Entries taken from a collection

--- BEGIN ---

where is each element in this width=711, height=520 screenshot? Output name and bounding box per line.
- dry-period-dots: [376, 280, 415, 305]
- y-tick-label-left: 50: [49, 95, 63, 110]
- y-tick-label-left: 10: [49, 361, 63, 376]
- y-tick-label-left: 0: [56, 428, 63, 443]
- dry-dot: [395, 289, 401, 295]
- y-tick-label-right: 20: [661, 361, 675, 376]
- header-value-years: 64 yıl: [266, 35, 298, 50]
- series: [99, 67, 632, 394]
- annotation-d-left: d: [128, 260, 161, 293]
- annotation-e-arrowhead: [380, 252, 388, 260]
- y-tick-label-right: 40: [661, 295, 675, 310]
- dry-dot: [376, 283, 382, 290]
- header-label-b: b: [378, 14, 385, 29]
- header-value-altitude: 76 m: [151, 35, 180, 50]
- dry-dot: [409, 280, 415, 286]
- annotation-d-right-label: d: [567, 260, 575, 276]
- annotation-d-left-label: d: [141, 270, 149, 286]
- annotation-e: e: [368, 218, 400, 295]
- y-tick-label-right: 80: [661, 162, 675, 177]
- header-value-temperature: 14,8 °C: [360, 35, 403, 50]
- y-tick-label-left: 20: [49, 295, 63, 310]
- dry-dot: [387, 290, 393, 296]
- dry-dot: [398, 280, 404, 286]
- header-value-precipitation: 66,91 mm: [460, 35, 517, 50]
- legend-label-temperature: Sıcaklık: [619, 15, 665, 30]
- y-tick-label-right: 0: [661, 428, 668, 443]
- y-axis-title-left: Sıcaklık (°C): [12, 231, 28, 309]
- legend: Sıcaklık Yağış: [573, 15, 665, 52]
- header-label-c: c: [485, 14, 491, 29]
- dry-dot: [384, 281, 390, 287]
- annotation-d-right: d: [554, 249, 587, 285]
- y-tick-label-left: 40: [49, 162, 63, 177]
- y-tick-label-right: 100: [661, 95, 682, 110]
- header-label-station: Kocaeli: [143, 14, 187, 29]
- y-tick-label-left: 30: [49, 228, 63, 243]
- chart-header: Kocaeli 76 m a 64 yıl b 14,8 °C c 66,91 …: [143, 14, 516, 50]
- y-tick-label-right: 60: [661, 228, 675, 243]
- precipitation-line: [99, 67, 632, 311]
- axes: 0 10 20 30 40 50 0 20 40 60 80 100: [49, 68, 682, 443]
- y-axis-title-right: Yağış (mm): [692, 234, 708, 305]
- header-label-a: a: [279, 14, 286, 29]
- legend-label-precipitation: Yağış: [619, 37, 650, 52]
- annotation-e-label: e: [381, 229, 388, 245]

--- END ---

Change "dry-dot" to "dry-point" throughout the lines from the first one through the one containing "- y-axis-title-right: Yağış", and give those lines again with nothing else altered.

where is each element in this width=711, height=520 screenshot? Output name and bounding box per line.
- dry-period-dots: [376, 280, 415, 305]
- y-tick-label-left: 50: [49, 95, 63, 110]
- y-tick-label-left: 10: [49, 361, 63, 376]
- y-tick-label-left: 0: [56, 428, 63, 443]
- dry-point: [395, 289, 401, 295]
- y-tick-label-right: 20: [661, 361, 675, 376]
- header-value-years: 64 yıl: [266, 35, 298, 50]
- series: [99, 67, 632, 394]
- annotation-d-left: d: [128, 260, 161, 293]
- annotation-e-arrowhead: [380, 252, 388, 260]
- y-tick-label-right: 40: [661, 295, 675, 310]
- dry-point: [376, 283, 382, 290]
- header-label-b: b: [378, 14, 385, 29]
- header-value-altitude: 76 m: [151, 35, 180, 50]
- dry-point: [409, 280, 415, 286]
- annotation-d-right-label: d: [567, 260, 575, 276]
- annotation-d-left-label: d: [141, 270, 149, 286]
- annotation-e: e: [368, 218, 400, 295]
- y-tick-label-right: 80: [661, 162, 675, 177]
- header-value-temperature: 14,8 °C: [360, 35, 403, 50]
- y-tick-label-left: 20: [49, 295, 63, 310]
- dry-point: [387, 290, 393, 296]
- dry-point: [398, 280, 404, 286]
- header-value-precipitation: 66,91 mm: [460, 35, 517, 50]
- legend-label-temperature: Sıcaklık: [619, 15, 665, 30]
- y-tick-label-right: 0: [661, 428, 668, 443]
- y-axis-title-left: Sıcaklık (°C): [12, 231, 28, 309]
- legend: Sıcaklık Yağış: [573, 15, 665, 52]
- header-label-c: c: [485, 14, 491, 29]
- dry-point: [384, 281, 390, 287]
- annotation-d-right: d: [554, 249, 587, 285]
- y-tick-label-left: 40: [49, 162, 63, 177]
- y-tick-label-right: 100: [661, 95, 682, 110]
- header-label-station: Kocaeli: [143, 14, 187, 29]
- y-tick-label-left: 30: [49, 228, 63, 243]
- chart-header: Kocaeli 76 m a 64 yıl b 14,8 °C c 66,91 …: [143, 14, 516, 50]
- y-tick-label-right: 60: [661, 228, 675, 243]
- precipitation-line: [99, 67, 632, 311]
- axes: 0 10 20 30 40 50 0 20 40 60 80 100: [49, 68, 682, 443]
- y-axis-title-right: Yağış (mm): [692, 234, 708, 305]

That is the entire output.